#### Information provided:
========================================

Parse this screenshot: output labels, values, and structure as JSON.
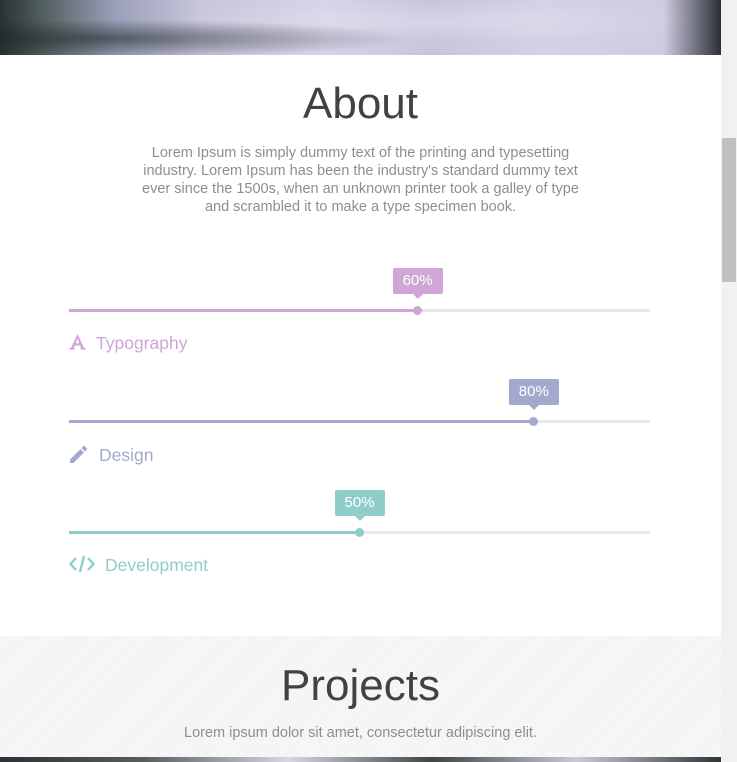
{
  "about": {
    "title": "About",
    "description": "Lorem Ipsum is simply dummy text of the printing and typesetting industry. Lorem Ipsum has been the industry's standard dummy text ever since the 1500s, when an unknown printer took a galley of type and scrambled it to make a type specimen book."
  },
  "skills": [
    {
      "label": "Typography",
      "percent_label": "60%",
      "value": 0.6,
      "icon": "typography-a-icon",
      "color": "#cfa6d6"
    },
    {
      "label": "Design",
      "percent_label": "80%",
      "value": 0.8,
      "icon": "pencil-icon",
      "color": "#a3a9cc"
    },
    {
      "label": "Development",
      "percent_label": "50%",
      "value": 0.5,
      "icon": "code-icon",
      "color": "#8fcdcb"
    }
  ],
  "projects": {
    "title": "Projects",
    "subtitle": "Lorem ipsum dolor sit amet, consectetur adipiscing elit."
  }
}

========================================

#### Goal:
Transcribe the records above verbatim. Do not carry over any picture.

#### Solution for this task:
Parse this screenshot: output labels, values, and structure as JSON.
{
  "about": {
    "title": "About",
    "description": "Lorem Ipsum is simply dummy text of the printing and typesetting industry. Lorem Ipsum has been the industry's standard dummy text ever since the 1500s, when an unknown printer took a galley of type and scrambled it to make a type specimen book."
  },
  "skills": [
    {
      "label": "Typography",
      "percent_label": "60%",
      "value": 0.6,
      "icon": "typography-a-icon",
      "color": "#cfa6d6"
    },
    {
      "label": "Design",
      "percent_label": "80%",
      "value": 0.8,
      "icon": "pencil-icon",
      "color": "#a3a9cc"
    },
    {
      "label": "Development",
      "percent_label": "50%",
      "value": 0.5,
      "icon": "code-icon",
      "color": "#8fcdcb"
    }
  ],
  "projects": {
    "title": "Projects",
    "subtitle": "Lorem ipsum dolor sit amet, consectetur adipiscing elit."
  }
}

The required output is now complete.